» Exercise requirements
Copy out the records from their first line through the line that contains "y-tick-label: 80 <box>143 119 158 133</box>", with both of those lines included.

» Dataset entries
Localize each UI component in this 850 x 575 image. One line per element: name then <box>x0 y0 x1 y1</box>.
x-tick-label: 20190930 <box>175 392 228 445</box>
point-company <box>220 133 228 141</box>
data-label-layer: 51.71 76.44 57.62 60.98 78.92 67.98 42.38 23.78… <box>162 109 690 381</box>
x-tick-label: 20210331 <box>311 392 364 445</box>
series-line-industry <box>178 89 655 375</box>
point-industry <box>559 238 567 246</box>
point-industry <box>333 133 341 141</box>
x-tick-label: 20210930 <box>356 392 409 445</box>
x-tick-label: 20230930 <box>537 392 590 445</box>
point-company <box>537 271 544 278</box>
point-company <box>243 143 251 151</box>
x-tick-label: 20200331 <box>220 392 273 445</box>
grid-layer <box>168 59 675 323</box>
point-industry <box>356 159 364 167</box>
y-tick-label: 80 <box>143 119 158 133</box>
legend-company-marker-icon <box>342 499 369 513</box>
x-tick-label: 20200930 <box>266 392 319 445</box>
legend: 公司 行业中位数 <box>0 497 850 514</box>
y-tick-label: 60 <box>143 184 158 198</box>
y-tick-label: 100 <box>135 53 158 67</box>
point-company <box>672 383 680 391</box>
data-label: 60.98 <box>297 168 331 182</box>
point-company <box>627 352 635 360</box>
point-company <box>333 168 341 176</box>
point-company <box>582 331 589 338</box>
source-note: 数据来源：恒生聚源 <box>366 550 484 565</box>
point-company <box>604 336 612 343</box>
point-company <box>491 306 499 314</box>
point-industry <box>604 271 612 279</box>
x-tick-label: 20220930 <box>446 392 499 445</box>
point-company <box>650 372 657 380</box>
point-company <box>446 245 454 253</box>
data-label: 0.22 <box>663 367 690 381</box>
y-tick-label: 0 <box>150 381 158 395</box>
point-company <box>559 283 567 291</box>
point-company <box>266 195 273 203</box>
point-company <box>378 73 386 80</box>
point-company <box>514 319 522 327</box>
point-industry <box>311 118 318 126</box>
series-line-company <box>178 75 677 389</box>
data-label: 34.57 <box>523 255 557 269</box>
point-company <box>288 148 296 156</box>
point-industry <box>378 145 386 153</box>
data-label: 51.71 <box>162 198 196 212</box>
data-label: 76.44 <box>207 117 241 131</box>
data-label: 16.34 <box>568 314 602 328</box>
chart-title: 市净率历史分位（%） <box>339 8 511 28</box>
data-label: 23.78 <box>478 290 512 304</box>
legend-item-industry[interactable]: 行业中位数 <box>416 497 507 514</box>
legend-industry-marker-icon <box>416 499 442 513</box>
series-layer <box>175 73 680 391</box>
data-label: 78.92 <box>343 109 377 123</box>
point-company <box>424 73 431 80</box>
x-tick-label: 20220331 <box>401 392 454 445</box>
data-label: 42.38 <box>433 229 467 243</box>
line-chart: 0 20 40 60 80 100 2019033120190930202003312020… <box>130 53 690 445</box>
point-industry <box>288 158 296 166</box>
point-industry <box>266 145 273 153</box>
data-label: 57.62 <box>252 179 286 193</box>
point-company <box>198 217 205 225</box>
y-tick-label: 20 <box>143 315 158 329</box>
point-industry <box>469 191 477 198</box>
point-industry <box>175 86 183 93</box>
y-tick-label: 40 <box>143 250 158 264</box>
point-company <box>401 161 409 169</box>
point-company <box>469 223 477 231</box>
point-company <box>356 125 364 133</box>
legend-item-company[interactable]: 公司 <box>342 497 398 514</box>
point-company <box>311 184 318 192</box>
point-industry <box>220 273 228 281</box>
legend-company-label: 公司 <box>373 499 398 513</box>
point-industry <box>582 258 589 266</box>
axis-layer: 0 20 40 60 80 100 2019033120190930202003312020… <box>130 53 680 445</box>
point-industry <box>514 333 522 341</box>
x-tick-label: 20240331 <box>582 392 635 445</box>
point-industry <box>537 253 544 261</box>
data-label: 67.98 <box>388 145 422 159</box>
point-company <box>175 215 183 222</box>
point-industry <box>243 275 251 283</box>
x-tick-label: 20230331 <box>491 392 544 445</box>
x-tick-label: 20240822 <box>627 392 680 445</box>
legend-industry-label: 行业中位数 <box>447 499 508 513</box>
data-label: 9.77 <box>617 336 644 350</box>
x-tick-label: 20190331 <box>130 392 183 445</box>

» Result for this task
Localize each UI component in this 850 x 575 image. One line per element: name then <box>x0 y0 x1 y1</box>.
x-tick-label: 20190930 <box>175 392 228 445</box>
point-company <box>220 133 228 141</box>
data-label-layer: 51.71 76.44 57.62 60.98 78.92 67.98 42.38 23.78… <box>162 109 690 381</box>
x-tick-label: 20210331 <box>311 392 364 445</box>
series-line-industry <box>178 89 655 375</box>
point-industry <box>559 238 567 246</box>
point-industry <box>333 133 341 141</box>
x-tick-label: 20210930 <box>356 392 409 445</box>
x-tick-label: 20230930 <box>537 392 590 445</box>
point-company <box>537 271 544 278</box>
point-company <box>243 143 251 151</box>
x-tick-label: 20200331 <box>220 392 273 445</box>
grid-layer <box>168 59 675 323</box>
point-industry <box>356 159 364 167</box>
y-tick-label: 80 <box>143 119 158 133</box>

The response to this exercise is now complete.